(A run of records)
** begin **

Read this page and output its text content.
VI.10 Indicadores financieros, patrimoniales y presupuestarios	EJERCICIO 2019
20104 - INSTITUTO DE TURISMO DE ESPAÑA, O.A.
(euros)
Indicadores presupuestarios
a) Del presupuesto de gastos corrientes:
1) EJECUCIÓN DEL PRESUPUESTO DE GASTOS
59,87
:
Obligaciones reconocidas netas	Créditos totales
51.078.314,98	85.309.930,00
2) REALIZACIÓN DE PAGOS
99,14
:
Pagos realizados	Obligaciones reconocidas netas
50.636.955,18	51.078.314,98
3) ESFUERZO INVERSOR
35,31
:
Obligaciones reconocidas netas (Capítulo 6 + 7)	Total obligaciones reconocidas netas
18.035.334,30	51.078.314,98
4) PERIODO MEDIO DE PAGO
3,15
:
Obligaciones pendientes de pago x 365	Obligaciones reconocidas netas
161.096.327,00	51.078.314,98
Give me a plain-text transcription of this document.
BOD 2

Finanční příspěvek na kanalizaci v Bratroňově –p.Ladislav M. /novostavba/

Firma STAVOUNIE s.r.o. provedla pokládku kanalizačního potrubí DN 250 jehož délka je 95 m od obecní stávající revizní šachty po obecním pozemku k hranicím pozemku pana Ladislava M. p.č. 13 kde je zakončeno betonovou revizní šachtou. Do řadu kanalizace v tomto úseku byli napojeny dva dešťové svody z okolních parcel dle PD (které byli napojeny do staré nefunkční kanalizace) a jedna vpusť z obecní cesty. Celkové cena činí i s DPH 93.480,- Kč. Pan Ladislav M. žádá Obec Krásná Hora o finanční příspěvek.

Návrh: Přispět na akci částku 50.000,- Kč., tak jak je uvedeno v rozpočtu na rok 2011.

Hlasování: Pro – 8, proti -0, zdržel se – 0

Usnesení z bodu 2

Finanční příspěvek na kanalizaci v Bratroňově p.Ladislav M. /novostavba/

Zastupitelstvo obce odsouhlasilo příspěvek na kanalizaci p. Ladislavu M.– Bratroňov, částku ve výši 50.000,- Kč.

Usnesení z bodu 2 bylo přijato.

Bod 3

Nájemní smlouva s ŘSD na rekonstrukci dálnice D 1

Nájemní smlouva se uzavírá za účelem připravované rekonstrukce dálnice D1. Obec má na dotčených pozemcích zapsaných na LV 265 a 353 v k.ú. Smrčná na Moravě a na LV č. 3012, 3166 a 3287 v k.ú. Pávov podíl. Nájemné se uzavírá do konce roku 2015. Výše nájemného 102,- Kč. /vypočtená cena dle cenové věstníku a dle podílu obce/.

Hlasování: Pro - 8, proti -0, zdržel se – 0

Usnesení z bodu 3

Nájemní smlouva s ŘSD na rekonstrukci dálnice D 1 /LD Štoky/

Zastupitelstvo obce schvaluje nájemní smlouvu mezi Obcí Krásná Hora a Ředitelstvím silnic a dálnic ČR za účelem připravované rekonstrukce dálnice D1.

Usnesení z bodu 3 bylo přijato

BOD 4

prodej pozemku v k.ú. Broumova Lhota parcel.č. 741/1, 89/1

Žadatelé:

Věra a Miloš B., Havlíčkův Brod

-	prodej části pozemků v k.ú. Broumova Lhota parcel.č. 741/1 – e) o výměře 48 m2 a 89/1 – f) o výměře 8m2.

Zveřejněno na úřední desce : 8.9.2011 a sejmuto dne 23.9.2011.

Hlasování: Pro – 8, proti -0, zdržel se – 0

** end **

(EXERCISE DETAILS): Write the entire listing out again, word for word.

(ANSWER TO THIS TASK):
Read this page and output its text content.
VI.10 Indicadores financieros, patrimoniales y presupuestarios	EJERCICIO 2019
20104 - INSTITUTO DE TURISMO DE ESPAÑA, O.A.
(euros)
Indicadores presupuestarios
a) Del presupuesto de gastos corrientes:
1) EJECUCIÓN DEL PRESUPUESTO DE GASTOS
59,87
:
Obligaciones reconocidas netas	Créditos totales
51.078.314,98	85.309.930,00
2) REALIZACIÓN DE PAGOS
99,14
:
Pagos realizados	Obligaciones reconocidas netas
50.636.955,18	51.078.314,98
3) ESFUERZO INVERSOR
35,31
:
Obligaciones reconocidas netas (Capítulo 6 + 7)	Total obligaciones reconocidas netas
18.035.334,30	51.078.314,98
4) PERIODO MEDIO DE PAGO
3,15
:
Obligaciones pendientes de pago x 365	Obligaciones reconocidas netas
161.096.327,00	51.078.314,98
Give me a plain-text transcription of this document.
BOD 2

Finanční příspěvek na kanalizaci v Bratroňově –p.Ladislav M. /novostavba/

Firma STAVOUNIE s.r.o. provedla pokládku kanalizačního potrubí DN 250 jehož délka je 95 m od obecní stávající revizní šachty po obecním pozemku k hranicím pozemku pana Ladislava M. p.č. 13 kde je zakončeno betonovou revizní šachtou. Do řadu kanalizace v tomto úseku byli napojeny dva dešťové svody z okolních parcel dle PD (které byli napojeny do staré nefunkční kanalizace) a jedna vpusť z obecní cesty. Celkové cena činí i s DPH 93.480,- Kč. Pan Ladislav M. žádá Obec Krásná Hora o finanční příspěvek.

Návrh: Přispět na akci částku 50.000,- Kč., tak jak je uvedeno v rozpočtu na rok 2011.

Hlasování: Pro – 8, proti -0, zdržel se – 0

Usnesení z bodu 2

Finanční příspěvek na kanalizaci v Bratroňově p.Ladislav M. /novostavba/

Zastupitelstvo obce odsouhlasilo příspěvek na kanalizaci p. Ladislavu M.– Bratroňov, částku ve výši 50.000,- Kč.

Usnesení z bodu 2 bylo přijato.

Bod 3

Nájemní smlouva s ŘSD na rekonstrukci dálnice D 1

Nájemní smlouva se uzavírá za účelem připravované rekonstrukce dálnice D1. Obec má na dotčených pozemcích zapsaných na LV 265 a 353 v k.ú. Smrčná na Moravě a na LV č. 3012, 3166 a 3287 v k.ú. Pávov podíl. Nájemné se uzavírá do konce roku 2015. Výše nájemného 102,- Kč. /vypočtená cena dle cenové věstníku a dle podílu obce/.

Hlasování: Pro - 8, proti -0, zdržel se – 0

Usnesení z bodu 3

Nájemní smlouva s ŘSD na rekonstrukci dálnice D 1 /LD Štoky/

Zastupitelstvo obce schvaluje nájemní smlouvu mezi Obcí Krásná Hora a Ředitelstvím silnic a dálnic ČR za účelem připravované rekonstrukce dálnice D1.

Usnesení z bodu 3 bylo přijato

BOD 4

prodej pozemku v k.ú. Broumova Lhota parcel.č. 741/1, 89/1

Žadatelé:

Věra a Miloš B., Havlíčkův Brod

-	prodej části pozemků v k.ú. Broumova Lhota parcel.č. 741/1 – e) o výměře 48 m2 a 89/1 – f) o výměře 8m2.

Zveřejněno na úřední desce : 8.9.2011 a sejmuto dne 23.9.2011.

Hlasování: Pro – 8, proti -0, zdržel se – 0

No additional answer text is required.